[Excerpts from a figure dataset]
[Start]
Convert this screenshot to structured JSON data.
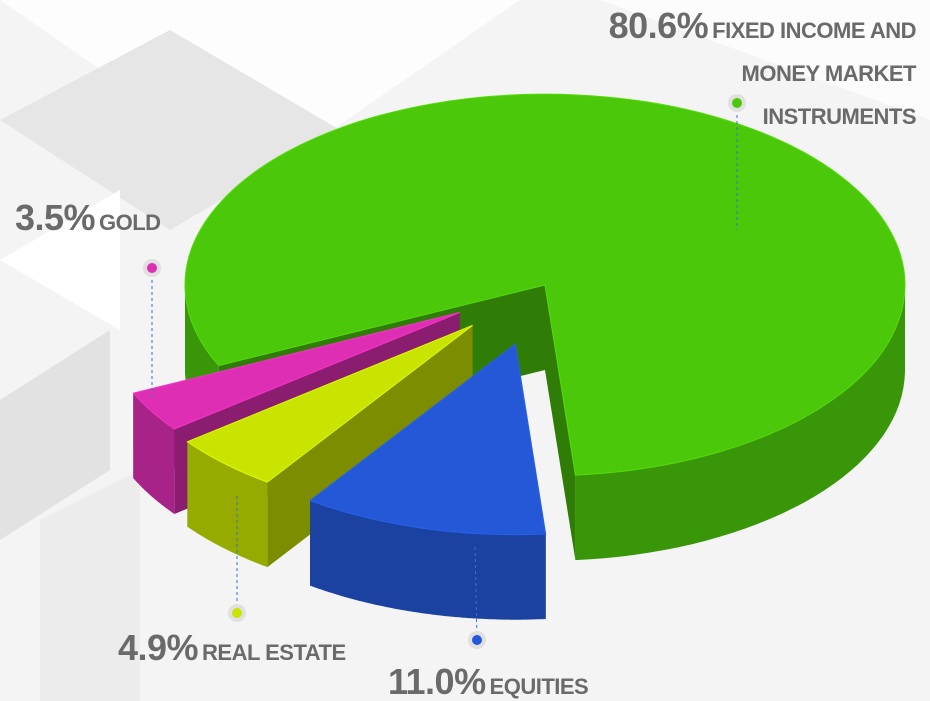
{
  "chart_data": {
    "type": "pie",
    "categories": [
      "FIXED INCOME AND MONEY MARKET INSTRUMENTS",
      "EQUITIES",
      "REAL ESTATE",
      "GOLD"
    ],
    "values": [
      80.6,
      11.0,
      4.9,
      3.5
    ],
    "value_labels": [
      "80.6%",
      "11.0%",
      "4.9%",
      "3.5%"
    ],
    "colors": [
      "#4cc80a",
      "#2458d6",
      "#c8e400",
      "#de2fb4"
    ]
  }
}
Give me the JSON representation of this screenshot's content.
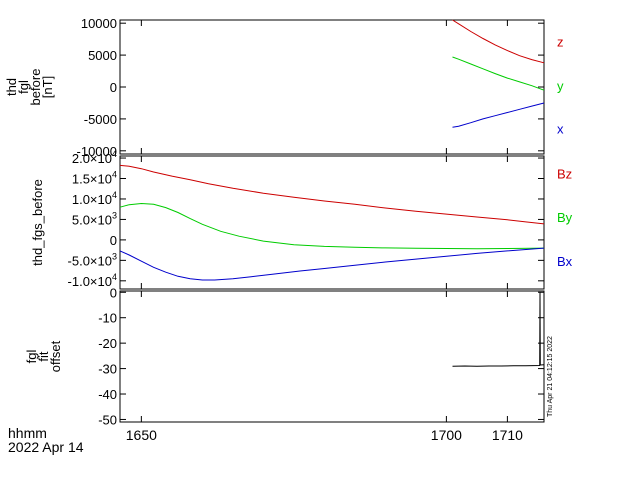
[End]
__PROBLEM__
All of the entries need to be transcribed word for word; pictures are left out.

__SOLUTION TO THE PROBLEM__
Convert this screenshot to structured JSON data.
{
  "chart_data": {
    "type": "pie",
    "categories": [
      "FIXED INCOME AND MONEY MARKET INSTRUMENTS",
      "EQUITIES",
      "REAL ESTATE",
      "GOLD"
    ],
    "values": [
      80.6,
      11.0,
      4.9,
      3.5
    ],
    "value_labels": [
      "80.6%",
      "11.0%",
      "4.9%",
      "3.5%"
    ],
    "colors": [
      "#4cc80a",
      "#2458d6",
      "#c8e400",
      "#de2fb4"
    ]
  }
}
Give me the JSON representation of this screenshot's content.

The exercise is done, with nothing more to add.